[WRITTEN TASK]
Copy every line of the data below word for word, leaving out the pictures.
╭─ DATASET EXTRACT
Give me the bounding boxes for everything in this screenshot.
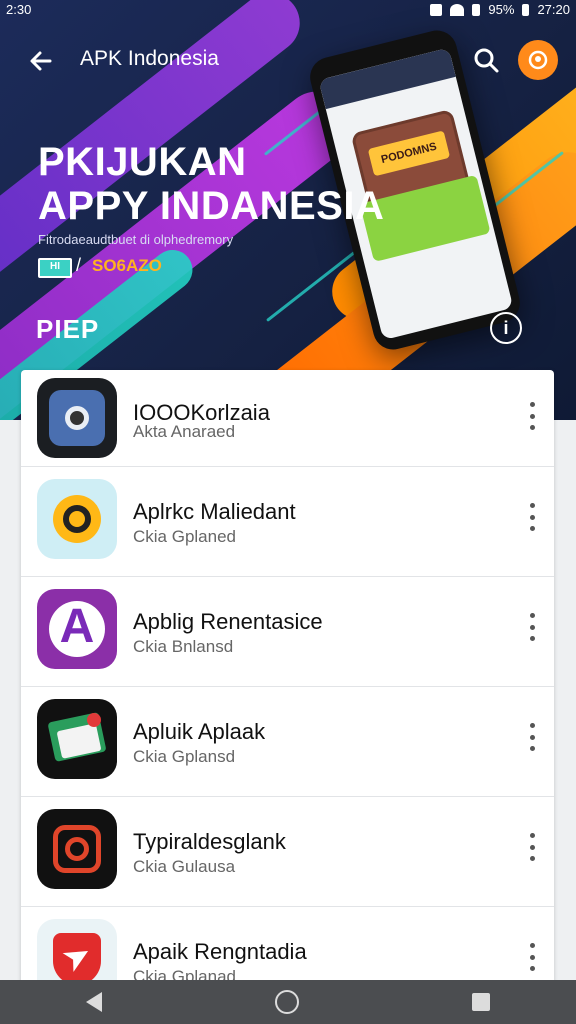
hero-banner: PODOMNS 2:30 95% 27:20 APK Indonesia PKI… — [0, 0, 576, 420]
more-vert-icon[interactable] — [526, 613, 538, 641]
hero-divider: / — [76, 255, 82, 275]
app-subtitle: Ckia Gplaned — [133, 527, 237, 546]
app-list: IOOOKorlzaia Akta Anaraed Aplrkc Malieda… — [21, 370, 554, 1010]
app-title: Typiraldesglank — [133, 829, 286, 854]
more-vert-icon[interactable] — [526, 402, 538, 430]
app-subtitle: Akta Anaraed — [133, 422, 236, 441]
hero-code: SO6AZO — [92, 256, 162, 275]
battery-percent: 95% — [488, 2, 515, 17]
list-item[interactable]: A Apblig Renentasice Ckia Bnlansd — [21, 577, 554, 687]
status-icons: 95% 27:20 — [430, 2, 570, 17]
signal-icon — [472, 3, 481, 16]
app-subtitle: Ckia Bnlansd — [133, 637, 234, 656]
wifi-icon — [450, 3, 465, 16]
alarm-icon — [430, 3, 443, 16]
account-icon — [528, 50, 548, 70]
app-bar: APK Indonesia — [0, 30, 576, 86]
search-icon[interactable] — [470, 44, 502, 76]
account-button[interactable] — [518, 40, 558, 80]
status-time-right: 27:20 — [537, 2, 570, 17]
app-title: Apaik Rengntadia — [133, 939, 307, 964]
system-nav-bar — [0, 980, 576, 1024]
app-title: Apblig Renentasice — [133, 609, 323, 634]
hero-headline-line2: APPY INDANESIA — [38, 184, 385, 228]
list-item[interactable]: Aplrkc Maliedant Ckia Gplaned — [21, 467, 554, 577]
status-bar: 2:30 95% 27:20 — [0, 0, 576, 20]
target-app-icon — [37, 479, 117, 559]
list-item[interactable]: Apluik Aplaak Ckia Gplansd — [21, 687, 554, 797]
hero-headline: PKIJUKAN APPY INDANESIA — [38, 140, 384, 228]
more-vert-icon[interactable] — [526, 943, 538, 971]
camera-app-icon — [37, 378, 117, 458]
nav-back-icon[interactable] — [86, 992, 103, 1012]
hero-subtitle: Fitrodaeaudtbuet di olphedremory — [38, 232, 234, 247]
mail-app-icon — [37, 699, 117, 779]
hero-badge: HI — [38, 258, 72, 278]
status-time-left: 2:30 — [6, 2, 32, 17]
nav-recents-icon[interactable] — [471, 993, 490, 1011]
list-item[interactable]: Typiraldesglank Ckia Gulausa — [21, 797, 554, 907]
hero-section-label: PIEP — [36, 314, 100, 344]
back-arrow-icon[interactable] — [26, 46, 56, 76]
info-icon: i — [503, 318, 509, 338]
app-title: Apluik Aplaak — [133, 719, 266, 744]
target-square-app-icon — [37, 809, 117, 889]
more-vert-icon[interactable] — [526, 833, 538, 861]
app-bar-title: APK Indonesia — [80, 47, 219, 70]
app-subtitle: Ckia Gplansd — [133, 747, 236, 766]
app-subtitle: Ckia Gulausa — [133, 857, 236, 876]
hero-headline-line1: PKIJUKAN — [38, 140, 247, 184]
list-item[interactable]: IOOOKorlzaia Akta Anaraed — [21, 370, 554, 467]
battery-icon — [522, 3, 530, 16]
more-vert-icon[interactable] — [526, 723, 538, 751]
info-button[interactable]: i — [490, 312, 522, 344]
more-vert-icon[interactable] — [526, 503, 538, 531]
letter-a-app-icon: A — [37, 589, 117, 669]
app-title: Aplrkc Maliedant — [133, 499, 296, 524]
nav-home-icon[interactable] — [274, 990, 299, 1014]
╰─
[OUTPUT BELOW]
Give me the bounding boxes for everything in this screenshot.
hero-banner: PODOMNS 2:30 95% 27:20 APK Indonesia PKI… — [0, 0, 576, 420]
more-vert-icon[interactable] — [526, 613, 538, 641]
hero-divider: / — [76, 255, 82, 275]
app-subtitle: Ckia Gplaned — [133, 527, 237, 546]
app-list: IOOOKorlzaia Akta Anaraed Aplrkc Malieda… — [21, 370, 554, 1010]
app-title: Typiraldesglank — [133, 829, 286, 854]
more-vert-icon[interactable] — [526, 402, 538, 430]
app-subtitle: Akta Anaraed — [133, 422, 236, 441]
hero-code: SO6AZO — [92, 256, 162, 275]
battery-percent: 95% — [488, 2, 515, 17]
list-item[interactable]: A Apblig Renentasice Ckia Bnlansd — [21, 577, 554, 687]
status-icons: 95% 27:20 — [430, 2, 570, 17]
signal-icon — [472, 3, 481, 16]
app-subtitle: Ckia Bnlansd — [133, 637, 234, 656]
wifi-icon — [450, 3, 465, 16]
alarm-icon — [430, 3, 443, 16]
account-icon — [528, 50, 548, 70]
app-bar: APK Indonesia — [0, 30, 576, 86]
search-icon[interactable] — [470, 44, 502, 76]
account-button[interactable] — [518, 40, 558, 80]
status-time-right: 27:20 — [537, 2, 570, 17]
app-title: Apaik Rengntadia — [133, 939, 307, 964]
system-nav-bar — [0, 980, 576, 1024]
app-title: Apblig Renentasice — [133, 609, 323, 634]
hero-headline-line2: APPY INDANESIA — [38, 184, 385, 228]
list-item[interactable]: Aplrkc Maliedant Ckia Gplaned — [21, 467, 554, 577]
status-bar: 2:30 95% 27:20 — [0, 0, 576, 20]
target-app-icon — [37, 479, 117, 559]
list-item[interactable]: Apluik Aplaak Ckia Gplansd — [21, 687, 554, 797]
hero-headline: PKIJUKAN APPY INDANESIA — [38, 140, 384, 228]
more-vert-icon[interactable] — [526, 943, 538, 971]
camera-app-icon — [37, 378, 117, 458]
nav-back-icon[interactable] — [86, 992, 103, 1012]
hero-subtitle: Fitrodaeaudtbuet di olphedremory — [38, 232, 234, 247]
mail-app-icon — [37, 699, 117, 779]
hero-badge: HI — [38, 258, 72, 278]
status-time-left: 2:30 — [6, 2, 32, 17]
nav-recents-icon[interactable] — [471, 993, 490, 1011]
list-item[interactable]: Typiraldesglank Ckia Gulausa — [21, 797, 554, 907]
hero-section-label: PIEP — [36, 314, 100, 344]
back-arrow-icon[interactable] — [26, 46, 56, 76]
info-icon: i — [503, 318, 509, 338]
app-title: Apluik Aplaak — [133, 719, 266, 744]
target-square-app-icon — [37, 809, 117, 889]
more-vert-icon[interactable] — [526, 833, 538, 861]
app-bar-title: APK Indonesia — [80, 47, 219, 70]
app-subtitle: Ckia Gplansd — [133, 747, 236, 766]
app-subtitle: Ckia Gulausa — [133, 857, 236, 876]
hero-headline-line1: PKIJUKAN — [38, 140, 247, 184]
list-item[interactable]: IOOOKorlzaia Akta Anaraed — [21, 370, 554, 467]
battery-icon — [522, 3, 530, 16]
more-vert-icon[interactable] — [526, 723, 538, 751]
info-button[interactable]: i — [490, 312, 522, 344]
more-vert-icon[interactable] — [526, 503, 538, 531]
letter-a-app-icon: A — [37, 589, 117, 669]
app-title: Aplrkc Maliedant — [133, 499, 296, 524]
nav-home-icon[interactable] — [274, 990, 299, 1014]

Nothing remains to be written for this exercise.